- EXTRAIT -
-*-*-

On a voulu faire un geste pour reconnaître leur travail. Les conditions de travail de nos cadres ne ressemblent pas toujours à ce qu’on leur offre dans le privé.

Dominique Ollivier, présidente du comité exécutif de la Ville de Montréal

« Dans un contexte de pénurie de main-d’œuvre et de compétitivité entre les employeurs », il fallait prendre une telle décision pour « assurer la stabilité des équipes et la qualité des services aux citoyens », a ajouté la Ville.

Par ailleurs, « il n’y a plus tellement d’écart entre les professionnels et les cadres » sur le plan salarial, ce qui décourage certains employés de monter en grade le temps venu, a dit Mme Ollivier.

« Ils ont fait un effort »

Le double boni sert aussi de remerciement pour le travail réalisé pendant la pandémie, sans prime de performance. « On a voulu reconnaître le fait qu’ils ont fait un effort », a-t-elle ajouté. La Ville a souligné « leur contribution dans le maintien de services de qualité aux citoyens pendant et depuis la pandémie ».

En 2020, l’administration Plante avait promis de geler les taxes municipales malgré un lourd déficit. « La pandémie a un impact significatif sur le budget municipal, avait alors écrit le directeur général Serge Lamontagne. C’est pourquoi l’administration a demandé à tous les groupes d’employés et d’employées de la Ville de faire leur part pour contribuer à l’équilibre budgétaire 2020. »

-*-*-

- DONNÉES DISPONIBLES -
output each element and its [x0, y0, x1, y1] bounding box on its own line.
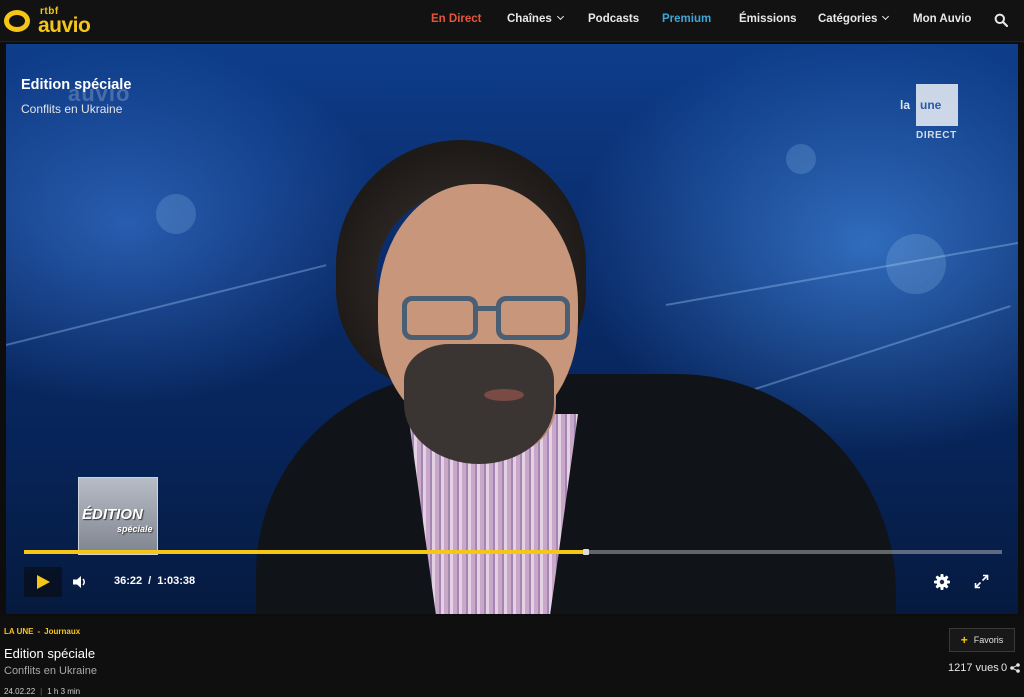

-*-*-

- OBJECTIF -
Réécrivez le passage de l’extrait qui commence par « Dominique Ollivier, présidente du » et se termine par « a dit Mme Ollivier. », en remplaçant « pénurie » par « manque ».

- SOLUTION -
Dominique Ollivier, présidente du comité exécutif de la Ville de Montréal

« Dans un contexte de manque de main-d’œuvre et de compétitivité entre les employeurs », il fallait prendre une telle décision pour « assurer la stabilité des équipes et la qualité des services aux citoyens », a ajouté la Ville.

Par ailleurs, « il n’y a plus tellement d’écart entre les professionnels et les cadres » sur le plan salarial, ce qui décourage certains employés de monter en grade le temps venu, a dit Mme Ollivier.